**Short task**
Every entry must be echoed exactly.

**Material for the task**
------------

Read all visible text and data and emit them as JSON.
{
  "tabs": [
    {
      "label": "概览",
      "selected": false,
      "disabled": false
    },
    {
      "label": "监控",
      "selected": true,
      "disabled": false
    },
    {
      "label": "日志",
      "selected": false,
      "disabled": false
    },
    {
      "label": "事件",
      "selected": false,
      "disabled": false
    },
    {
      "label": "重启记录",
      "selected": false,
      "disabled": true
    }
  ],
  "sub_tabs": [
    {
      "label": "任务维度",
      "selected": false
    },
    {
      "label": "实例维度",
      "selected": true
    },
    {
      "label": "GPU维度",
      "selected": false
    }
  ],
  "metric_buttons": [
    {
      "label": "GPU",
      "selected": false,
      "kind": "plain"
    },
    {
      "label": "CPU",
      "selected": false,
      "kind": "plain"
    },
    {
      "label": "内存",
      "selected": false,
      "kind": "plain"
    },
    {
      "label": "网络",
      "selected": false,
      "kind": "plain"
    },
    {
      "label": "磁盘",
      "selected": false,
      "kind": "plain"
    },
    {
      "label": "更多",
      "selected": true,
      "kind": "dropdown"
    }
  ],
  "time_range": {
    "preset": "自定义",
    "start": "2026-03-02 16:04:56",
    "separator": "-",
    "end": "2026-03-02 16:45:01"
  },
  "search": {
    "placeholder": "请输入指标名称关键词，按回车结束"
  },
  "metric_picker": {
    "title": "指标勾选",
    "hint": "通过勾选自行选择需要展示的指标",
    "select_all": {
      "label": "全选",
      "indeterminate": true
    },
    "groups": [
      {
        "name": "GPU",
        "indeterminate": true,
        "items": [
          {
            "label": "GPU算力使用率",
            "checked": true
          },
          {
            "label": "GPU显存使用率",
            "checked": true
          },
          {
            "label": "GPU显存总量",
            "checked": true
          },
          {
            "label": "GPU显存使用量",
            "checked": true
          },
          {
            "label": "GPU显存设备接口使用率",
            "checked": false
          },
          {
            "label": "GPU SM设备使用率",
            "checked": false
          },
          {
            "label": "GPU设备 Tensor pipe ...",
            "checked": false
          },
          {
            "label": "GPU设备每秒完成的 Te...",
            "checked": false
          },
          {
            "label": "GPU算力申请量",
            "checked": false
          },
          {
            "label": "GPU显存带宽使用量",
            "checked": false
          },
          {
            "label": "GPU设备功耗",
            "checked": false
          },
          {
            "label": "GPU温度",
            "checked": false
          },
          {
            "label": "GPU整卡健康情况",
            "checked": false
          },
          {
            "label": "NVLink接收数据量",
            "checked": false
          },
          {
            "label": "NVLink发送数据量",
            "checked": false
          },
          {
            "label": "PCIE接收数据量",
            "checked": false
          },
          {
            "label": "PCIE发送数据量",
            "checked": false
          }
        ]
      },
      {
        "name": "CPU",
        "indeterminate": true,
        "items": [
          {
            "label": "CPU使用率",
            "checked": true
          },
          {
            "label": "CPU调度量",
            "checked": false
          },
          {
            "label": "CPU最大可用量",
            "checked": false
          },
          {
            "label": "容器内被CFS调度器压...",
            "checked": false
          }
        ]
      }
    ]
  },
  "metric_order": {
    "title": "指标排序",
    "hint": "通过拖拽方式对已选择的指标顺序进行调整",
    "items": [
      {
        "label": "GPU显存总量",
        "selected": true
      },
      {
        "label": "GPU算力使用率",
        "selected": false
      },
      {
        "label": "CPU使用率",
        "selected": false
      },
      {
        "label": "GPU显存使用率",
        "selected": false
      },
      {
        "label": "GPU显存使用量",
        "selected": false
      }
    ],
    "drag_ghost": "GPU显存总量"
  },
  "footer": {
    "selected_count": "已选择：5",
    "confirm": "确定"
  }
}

------------

**Exercise result**
Read all visible text and data and emit them as JSON.
{
  "tabs": [
    {
      "label": "概览",
      "selected": false,
      "disabled": false
    },
    {
      "label": "监控",
      "selected": true,
      "disabled": false
    },
    {
      "label": "日志",
      "selected": false,
      "disabled": false
    },
    {
      "label": "事件",
      "selected": false,
      "disabled": false
    },
    {
      "label": "重启记录",
      "selected": false,
      "disabled": true
    }
  ],
  "sub_tabs": [
    {
      "label": "任务维度",
      "selected": false
    },
    {
      "label": "实例维度",
      "selected": true
    },
    {
      "label": "GPU维度",
      "selected": false
    }
  ],
  "metric_buttons": [
    {
      "label": "GPU",
      "selected": false,
      "kind": "plain"
    },
    {
      "label": "CPU",
      "selected": false,
      "kind": "plain"
    },
    {
      "label": "内存",
      "selected": false,
      "kind": "plain"
    },
    {
      "label": "网络",
      "selected": false,
      "kind": "plain"
    },
    {
      "label": "磁盘",
      "selected": false,
      "kind": "plain"
    },
    {
      "label": "更多",
      "selected": true,
      "kind": "dropdown"
    }
  ],
  "time_range": {
    "preset": "自定义",
    "start": "2026-03-02 16:04:56",
    "separator": "-",
    "end": "2026-03-02 16:45:01"
  },
  "search": {
    "placeholder": "请输入指标名称关键词，按回车结束"
  },
  "metric_picker": {
    "title": "指标勾选",
    "hint": "通过勾选自行选择需要展示的指标",
    "select_all": {
      "label": "全选",
      "indeterminate": true
    },
    "groups": [
      {
        "name": "GPU",
        "indeterminate": true,
        "items": [
          {
            "label": "GPU算力使用率",
            "checked": true
          },
          {
            "label": "GPU显存使用率",
            "checked": true
          },
          {
            "label": "GPU显存总量",
            "checked": true
          },
          {
            "label": "GPU显存使用量",
            "checked": true
          },
          {
            "label": "GPU显存设备接口使用率",
            "checked": false
          },
          {
            "label": "GPU SM设备使用率",
            "checked": false
          },
          {
            "label": "GPU设备 Tensor pipe ...",
            "checked": false
          },
          {
            "label": "GPU设备每秒完成的 Te...",
            "checked": false
          },
          {
            "label": "GPU算力申请量",
            "checked": false
          },
          {
            "label": "GPU显存带宽使用量",
            "checked": false
          },
          {
            "label": "GPU设备功耗",
            "checked": false
          },
          {
            "label": "GPU温度",
            "checked": false
          },
          {
            "label": "GPU整卡健康情况",
            "checked": false
          },
          {
            "label": "NVLink接收数据量",
            "checked": false
          },
          {
            "label": "NVLink发送数据量",
            "checked": false
          },
          {
            "label": "PCIE接收数据量",
            "checked": false
          },
          {
            "label": "PCIE发送数据量",
            "checked": false
          }
        ]
      },
      {
        "name": "CPU",
        "indeterminate": true,
        "items": [
          {
            "label": "CPU使用率",
            "checked": true
          },
          {
            "label": "CPU调度量",
            "checked": false
          },
          {
            "label": "CPU最大可用量",
            "checked": false
          },
          {
            "label": "容器内被CFS调度器压...",
            "checked": false
          }
        ]
      }
    ]
  },
  "metric_order": {
    "title": "指标排序",
    "hint": "通过拖拽方式对已选择的指标顺序进行调整",
    "items": [
      {
        "label": "GPU显存总量",
        "selected": true
      },
      {
        "label": "GPU算力使用率",
        "selected": false
      },
      {
        "label": "CPU使用率",
        "selected": false
      },
      {
        "label": "GPU显存使用率",
        "selected": false
      },
      {
        "label": "GPU显存使用量",
        "selected": false
      }
    ],
    "drag_ghost": "GPU显存总量"
  },
  "footer": {
    "selected_count": "已选择：5",
    "confirm": "确定"
  }
}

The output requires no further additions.